Among the records that follow, count the lines with the string "Automatic"; report only that count.

(Part of a data file)
--------------------------------------------------

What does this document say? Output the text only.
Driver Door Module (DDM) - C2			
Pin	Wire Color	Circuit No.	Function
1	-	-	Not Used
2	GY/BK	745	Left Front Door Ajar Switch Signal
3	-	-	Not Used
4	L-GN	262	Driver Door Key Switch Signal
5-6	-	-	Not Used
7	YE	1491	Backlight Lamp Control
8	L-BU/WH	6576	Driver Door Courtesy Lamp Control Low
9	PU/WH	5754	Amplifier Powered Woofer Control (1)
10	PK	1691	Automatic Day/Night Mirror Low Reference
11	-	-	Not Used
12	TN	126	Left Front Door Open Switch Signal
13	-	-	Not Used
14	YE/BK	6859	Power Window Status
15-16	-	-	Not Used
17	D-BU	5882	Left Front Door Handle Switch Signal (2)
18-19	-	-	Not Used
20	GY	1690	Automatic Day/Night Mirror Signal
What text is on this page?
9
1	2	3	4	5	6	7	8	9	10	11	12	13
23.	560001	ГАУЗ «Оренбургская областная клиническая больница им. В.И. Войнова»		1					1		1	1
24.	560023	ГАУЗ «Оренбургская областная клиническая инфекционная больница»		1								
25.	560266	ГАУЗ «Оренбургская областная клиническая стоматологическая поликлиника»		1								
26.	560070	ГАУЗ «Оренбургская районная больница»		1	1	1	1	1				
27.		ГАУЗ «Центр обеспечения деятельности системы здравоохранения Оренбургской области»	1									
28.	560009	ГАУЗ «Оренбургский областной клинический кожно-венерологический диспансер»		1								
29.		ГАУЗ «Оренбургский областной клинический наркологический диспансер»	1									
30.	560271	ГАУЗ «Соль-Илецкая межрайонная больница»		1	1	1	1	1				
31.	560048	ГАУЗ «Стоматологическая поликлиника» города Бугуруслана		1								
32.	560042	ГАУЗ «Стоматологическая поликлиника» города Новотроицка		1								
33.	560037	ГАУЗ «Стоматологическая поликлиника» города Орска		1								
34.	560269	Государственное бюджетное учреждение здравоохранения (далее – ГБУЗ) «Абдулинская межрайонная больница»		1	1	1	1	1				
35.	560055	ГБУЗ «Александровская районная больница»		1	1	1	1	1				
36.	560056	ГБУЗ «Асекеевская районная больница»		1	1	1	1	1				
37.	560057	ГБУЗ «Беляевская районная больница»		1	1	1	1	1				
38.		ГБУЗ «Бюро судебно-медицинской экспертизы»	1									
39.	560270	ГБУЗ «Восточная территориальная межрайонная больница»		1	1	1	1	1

--------------------------------------------------

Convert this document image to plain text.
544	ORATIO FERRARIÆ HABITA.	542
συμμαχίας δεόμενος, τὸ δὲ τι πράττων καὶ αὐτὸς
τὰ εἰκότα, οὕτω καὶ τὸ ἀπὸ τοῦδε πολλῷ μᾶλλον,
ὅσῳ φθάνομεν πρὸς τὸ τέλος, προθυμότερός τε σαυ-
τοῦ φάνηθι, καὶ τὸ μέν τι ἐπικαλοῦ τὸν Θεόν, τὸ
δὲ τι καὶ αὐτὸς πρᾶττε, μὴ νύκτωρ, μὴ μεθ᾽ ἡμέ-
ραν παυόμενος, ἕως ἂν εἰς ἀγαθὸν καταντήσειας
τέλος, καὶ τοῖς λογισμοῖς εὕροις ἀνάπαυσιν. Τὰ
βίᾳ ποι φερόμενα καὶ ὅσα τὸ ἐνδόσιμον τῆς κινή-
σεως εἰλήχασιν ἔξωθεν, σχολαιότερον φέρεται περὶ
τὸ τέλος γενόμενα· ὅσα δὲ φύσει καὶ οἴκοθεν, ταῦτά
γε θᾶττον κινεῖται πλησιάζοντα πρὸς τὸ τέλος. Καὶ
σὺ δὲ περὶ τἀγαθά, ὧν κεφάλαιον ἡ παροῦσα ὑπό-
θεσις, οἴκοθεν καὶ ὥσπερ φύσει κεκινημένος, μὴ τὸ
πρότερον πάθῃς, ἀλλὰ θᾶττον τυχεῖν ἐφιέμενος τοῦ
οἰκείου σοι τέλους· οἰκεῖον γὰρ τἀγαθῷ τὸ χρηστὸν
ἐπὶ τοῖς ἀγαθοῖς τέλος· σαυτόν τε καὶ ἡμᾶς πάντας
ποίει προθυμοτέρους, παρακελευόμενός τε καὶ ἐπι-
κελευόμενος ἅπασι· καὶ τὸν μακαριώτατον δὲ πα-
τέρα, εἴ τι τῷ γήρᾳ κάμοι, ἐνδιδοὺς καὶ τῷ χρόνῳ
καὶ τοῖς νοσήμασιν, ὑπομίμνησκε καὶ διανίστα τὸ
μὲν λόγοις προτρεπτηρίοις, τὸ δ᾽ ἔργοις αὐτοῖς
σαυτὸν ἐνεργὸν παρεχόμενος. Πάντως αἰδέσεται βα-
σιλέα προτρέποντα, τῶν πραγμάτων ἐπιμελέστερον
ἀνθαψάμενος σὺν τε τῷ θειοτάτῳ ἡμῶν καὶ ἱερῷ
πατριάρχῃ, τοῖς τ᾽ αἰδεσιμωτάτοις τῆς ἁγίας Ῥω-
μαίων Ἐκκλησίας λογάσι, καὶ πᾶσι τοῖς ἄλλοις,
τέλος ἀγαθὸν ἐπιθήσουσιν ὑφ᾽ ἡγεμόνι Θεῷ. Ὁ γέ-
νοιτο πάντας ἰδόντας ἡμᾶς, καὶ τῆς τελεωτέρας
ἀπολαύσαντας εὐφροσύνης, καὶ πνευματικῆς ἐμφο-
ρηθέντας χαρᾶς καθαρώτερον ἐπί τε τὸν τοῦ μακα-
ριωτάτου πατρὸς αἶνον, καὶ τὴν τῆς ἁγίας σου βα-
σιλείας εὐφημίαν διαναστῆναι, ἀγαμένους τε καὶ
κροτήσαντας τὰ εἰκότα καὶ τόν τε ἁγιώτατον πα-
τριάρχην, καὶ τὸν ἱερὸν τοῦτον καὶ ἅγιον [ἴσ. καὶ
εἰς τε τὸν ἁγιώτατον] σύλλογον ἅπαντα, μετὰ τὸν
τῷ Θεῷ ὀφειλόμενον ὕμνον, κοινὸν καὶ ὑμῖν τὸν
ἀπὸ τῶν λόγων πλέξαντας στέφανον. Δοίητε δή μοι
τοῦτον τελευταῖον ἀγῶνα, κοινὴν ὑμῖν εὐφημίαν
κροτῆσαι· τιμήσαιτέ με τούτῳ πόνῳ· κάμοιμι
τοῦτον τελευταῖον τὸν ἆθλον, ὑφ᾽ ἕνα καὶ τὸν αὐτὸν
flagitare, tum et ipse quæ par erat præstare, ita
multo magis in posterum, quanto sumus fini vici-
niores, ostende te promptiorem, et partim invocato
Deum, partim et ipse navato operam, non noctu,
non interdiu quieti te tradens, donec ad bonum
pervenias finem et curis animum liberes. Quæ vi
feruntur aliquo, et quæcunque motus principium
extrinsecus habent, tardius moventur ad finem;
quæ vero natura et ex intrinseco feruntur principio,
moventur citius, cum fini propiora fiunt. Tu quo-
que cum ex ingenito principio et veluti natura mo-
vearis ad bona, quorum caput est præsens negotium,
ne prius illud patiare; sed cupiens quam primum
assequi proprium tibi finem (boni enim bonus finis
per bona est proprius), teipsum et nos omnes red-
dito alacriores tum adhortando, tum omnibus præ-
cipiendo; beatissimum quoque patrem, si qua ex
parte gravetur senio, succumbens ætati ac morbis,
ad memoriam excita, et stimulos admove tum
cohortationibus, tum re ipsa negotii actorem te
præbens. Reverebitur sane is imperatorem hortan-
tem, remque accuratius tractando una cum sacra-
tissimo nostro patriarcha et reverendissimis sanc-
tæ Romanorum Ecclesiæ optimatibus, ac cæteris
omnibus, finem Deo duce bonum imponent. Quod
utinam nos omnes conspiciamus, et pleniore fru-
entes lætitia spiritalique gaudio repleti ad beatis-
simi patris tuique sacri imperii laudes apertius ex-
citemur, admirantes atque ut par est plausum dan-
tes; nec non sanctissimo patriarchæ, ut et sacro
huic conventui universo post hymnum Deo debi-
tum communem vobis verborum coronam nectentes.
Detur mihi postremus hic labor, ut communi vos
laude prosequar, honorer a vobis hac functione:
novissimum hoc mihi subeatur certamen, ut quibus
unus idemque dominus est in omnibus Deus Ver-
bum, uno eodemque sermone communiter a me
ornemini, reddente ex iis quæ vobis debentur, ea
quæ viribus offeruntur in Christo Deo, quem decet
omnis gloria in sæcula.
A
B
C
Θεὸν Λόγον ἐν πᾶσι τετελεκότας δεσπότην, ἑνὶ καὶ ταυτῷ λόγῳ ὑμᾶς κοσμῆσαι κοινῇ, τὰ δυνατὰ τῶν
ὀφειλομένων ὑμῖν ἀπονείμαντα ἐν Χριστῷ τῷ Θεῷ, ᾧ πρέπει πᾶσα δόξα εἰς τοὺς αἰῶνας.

--------------------------------------------------

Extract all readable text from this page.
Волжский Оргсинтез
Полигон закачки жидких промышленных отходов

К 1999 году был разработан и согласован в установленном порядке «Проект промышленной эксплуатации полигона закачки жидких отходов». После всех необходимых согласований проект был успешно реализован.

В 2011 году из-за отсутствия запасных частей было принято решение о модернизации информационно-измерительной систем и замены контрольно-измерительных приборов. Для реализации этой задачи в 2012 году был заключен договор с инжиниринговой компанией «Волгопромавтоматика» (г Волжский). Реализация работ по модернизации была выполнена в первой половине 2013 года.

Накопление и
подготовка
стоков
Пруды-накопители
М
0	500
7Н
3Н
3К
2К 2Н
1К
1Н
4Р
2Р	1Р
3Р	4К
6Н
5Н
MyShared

--------------------------------------------------

#### EXERCISE OUTPUT:
2